### AUSGEWÄHLTER AUSZUG
Einstieg bei Opel: Magna hat die besten Karten
22. Mai 2009Wirtschaftsminister Karl-Theodor zu Guttenberg sagte nach Beratungen mehrerer Minister und der Länder-Regierungschefs mit Opel-Standorten am Freitag (22.05.2009) bei Bundeskanzlerin Angela Merkel, bis Ende nächster Woche solle eine Grundsatzentscheidung über die Zukunft von Opel fallen. Guttenberg bezeichnete das Angebot des kanadisch-österreichischen Autozulieferers Magna als "interessantes Konzept". Es werfe aber auch Fragen auf.
Es müsse vor allem bewertet werden, wie groß die Risiken für den Steuerzahler seien, wenn der Staat Bürgschaften für eventuelle Kredite zur Finanzierung der Investitionen gebe. Es gelte auch, so Guttenberg weiter, alle drei Opel-Interessenten "im Spiel zu halten". Es sei "verwegen", jemanden abzuschreiben.
Viele Arbeitsplätze gefährdet
Der CSU-Politiker wies zugleich darauf hin, dass unabhängig davon welches Übernahme-Konzept am Ende zum Tragen komme, europaweit Arbeitsplätze in nicht unerheblicher Größe gefährdet seien. Neben Magna haben der italienische Autobauer Fiat und der US-Finanzinvestor Ripplewood Übernahmeangebote vorgelegt.
Auch Außenminister und SPD-Kanzlerkandidat Frank-Walter Steinmeier sowie die Ministerpräsidenten von Hessen und Rheinland-Pfalz favorisieren das Magna-Konzept. Thüringens Regierungschef Dieter Althaus sprach sich ebenfalls dafür aus, die Verhandlungen mit Magna zügig weiterzuführen.
Rüttgers fordert Nachbesserungen
Unzufrieden mit den Plänen des Autozulieferers äußerte sich jedoch der nordrhein-westfälische Ministerpräsident Jürgen Rüttgers. Zwar handele es sich im Grunde um ein gutes Angebot, der geplante Arbeitsplatzabbau im Werk Bochum gehe ihm aber zu weit, sagte der CDU-Politiker. Deswegen könne Nordrhein-Westfalen nicht zustimmen. "Das ist auch abgestimmt so mit dem Betriebsrat und den Gewerkschaften." Weiter sagte Rüttgers: "Ich hoffe, dass es gelingt, noch bis zur nächsten Woche zu Nachbesserungen zu kommen." Nach Informationen der Deutschen Presse-Agentur sollen nach den Magna-Plänen 2600 Arbeitsplätze in Deutschland abgebaut werden - davon allein 2200 in Bochum. Insgesamt hat Opel in Deutschland rund 25.000 Mitarbeiter.
Der Bochumer Betriebsratschef Rainer Einenkel sagte, bei Umsetzung der Magna-Pläne könne in dem Werk nur noch eine Modellreihe vom Band laufen. "Ich würde das als Sterben auf Raten bezeichnen." Einenkel kündigte Protestmaßnahmen an, sollte Magna den Zuschlag für Opel bekommen und es bei den Plänen bleiben. "Dann werden wir uns in geeigneter kreativer Form zu Wort melden."

### DATENAUSZUG

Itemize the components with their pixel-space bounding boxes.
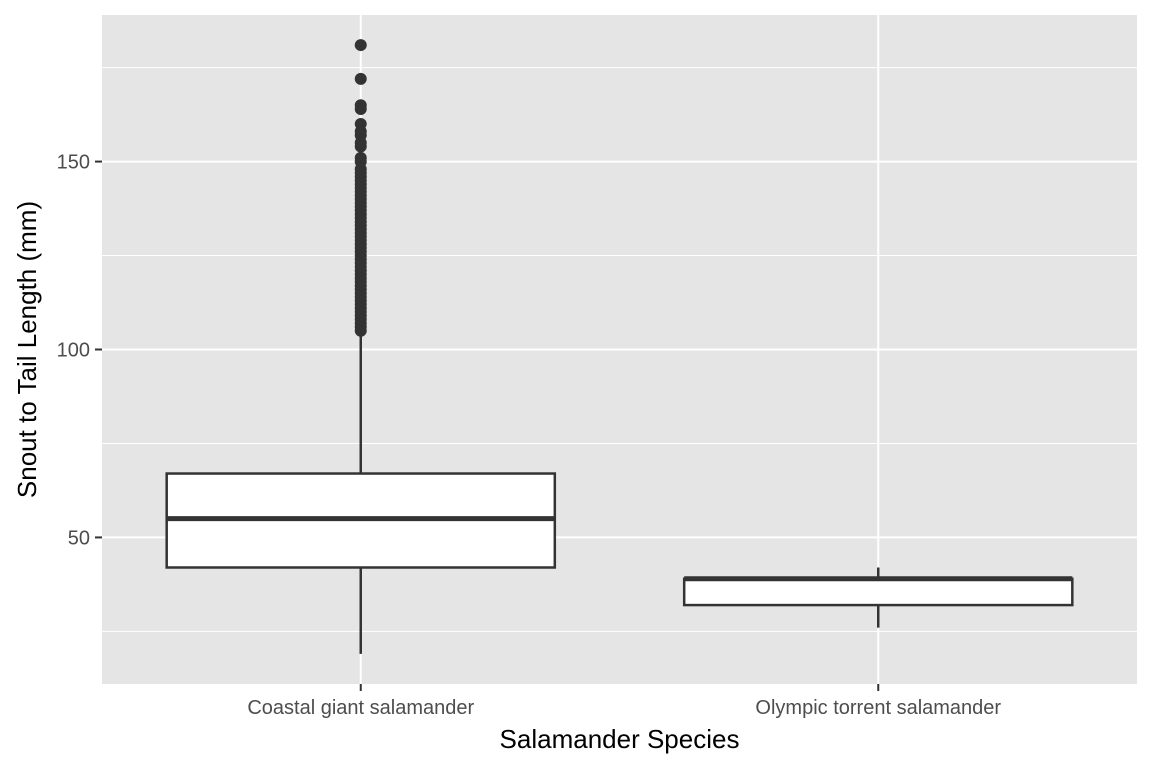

### SCHRIFTLICHE AUFGABE
Wie viele Arbeitsplätze sollen laut dem Artikel über den Einstieg bei Opel nach den Magna-Plänen allein in Bochum abgebaut werden?

### FERTIGE LÖSUNG
Allein in Bochum sollen 2200 Arbeitsplätze abgebaut werden.